- WRITTEN PROBLEM
Keep only the lines of the data below that contain "production", and copy them.

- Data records
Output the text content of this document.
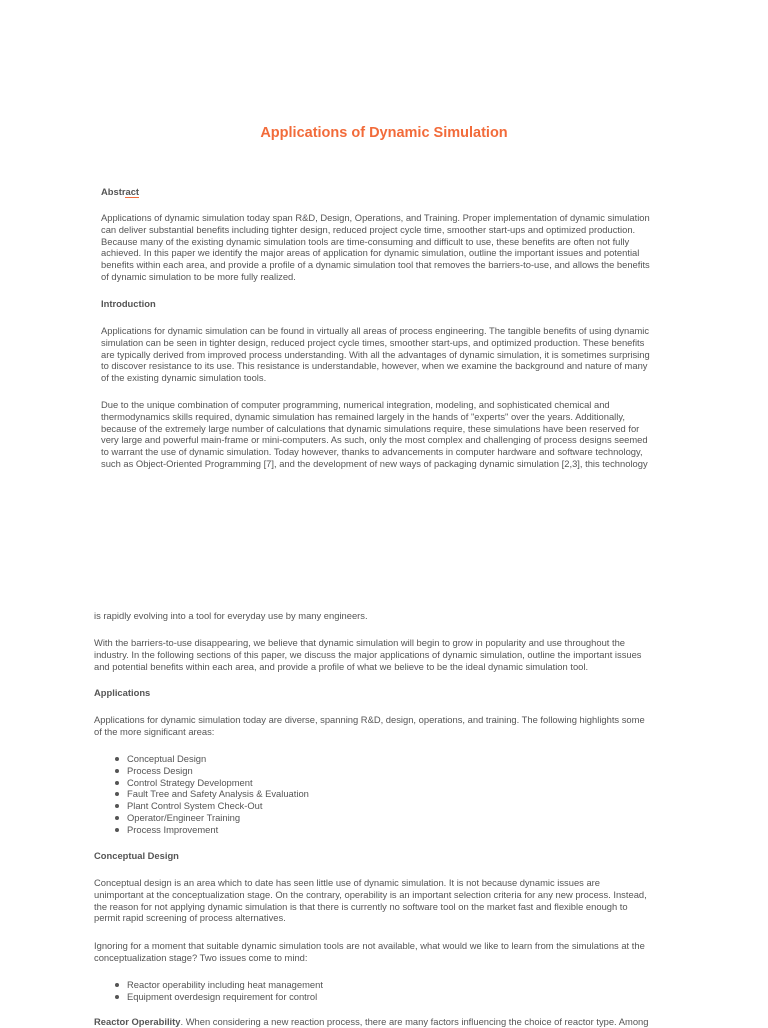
Applications of Dynamic Simulation
Abstract

Applications of dynamic simulation today span R&D, Design, Operations, and Training. Proper implementation of dynamic simulation
can deliver substantial benefits including tighter design, reduced project cycle time, smoother start-ups and optimized production.
Because many of the existing dynamic simulation tools are time-consuming and difficult to use, these benefits are often not fully
achieved. In this paper we identify the major areas of application for dynamic simulation, outline the important issues and potential
benefits within each area, and provide a profile of a dynamic simulation tool that removes the barriers-to-use, and allows the benefits
of dynamic simulation to be more fully realized.

Introduction

Applications for dynamic simulation can be found in virtually all areas of process engineering. The tangible benefits of using dynamic
simulation can be seen in tighter design, reduced project cycle times, smoother start-ups, and optimized production. These benefits
are typically derived from improved process understanding. With all the advantages of dynamic simulation, it is sometimes surprising
to discover resistance to its use. This resistance is understandable, however, when we examine the background and nature of many
of the existing dynamic simulation tools.

Due to the unique combination of computer programming, numerical integration, modeling, and sophisticated chemical and
thermodynamics skills required, dynamic simulation has remained largely in the hands of "experts" over the years. Additionally,
because of the extremely large number of calculations that dynamic simulations require, these simulations have been reserved for
very large and powerful main-frame or mini-computers. As such, only the most complex and challenging of process designs seemed
to warrant the use of dynamic simulation. Today however, thanks to advancements in computer hardware and software technology,
such as Object-Oriented Programming [7], and the development of new ways of packaging dynamic simulation [2,3], this technology

is rapidly evolving into a tool for everyday use by many engineers.

With the barriers-to-use disappearing, we believe that dynamic simulation will begin to grow in popularity and use throughout the
industry. In the following sections of this paper, we discuss the major applications of dynamic simulation, outline the important issues
and potential benefits within each area, and provide a profile of what we believe to be the ideal dynamic simulation tool.

Applications

Applications for dynamic simulation today are diverse, spanning R&D, design, operations, and training. The following highlights some
of the more significant areas:

Conceptual Design
Process Design
Control Strategy Development
Fault Tree and Safety Analysis & Evaluation
Plant Control System Check-Out
Operator/Engineer Training
Process Improvement
Conceptual Design

Conceptual design is an area which to date has seen little use of dynamic simulation. It is not because dynamic issues are
unimportant at the conceptualization stage. On the contrary, operability is an important selection criteria for any new process. Instead,
the reason for not applying dynamic simulation is that there is currently no software tool on the market fast and flexible enough to
permit rapid screening of process alternatives.

Ignoring for a moment that suitable dynamic simulation tools are not available, what would we like to learn from the simulations at the
conceptualization stage? Two issues come to mind:

Reactor operability including heat management
Equipment overdesign requirement for control
Reactor Operability. When considering a new reaction process, there are many factors influencing the choice of reactor type. Among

- WRITTEN ANSWER
can deliver substantial benefits including tighter design, reduced project cycle time, smoother start-ups and optimized production.
simulation can be seen in tighter design, reduced project cycle times, smoother start-ups, and optimized production. These benefits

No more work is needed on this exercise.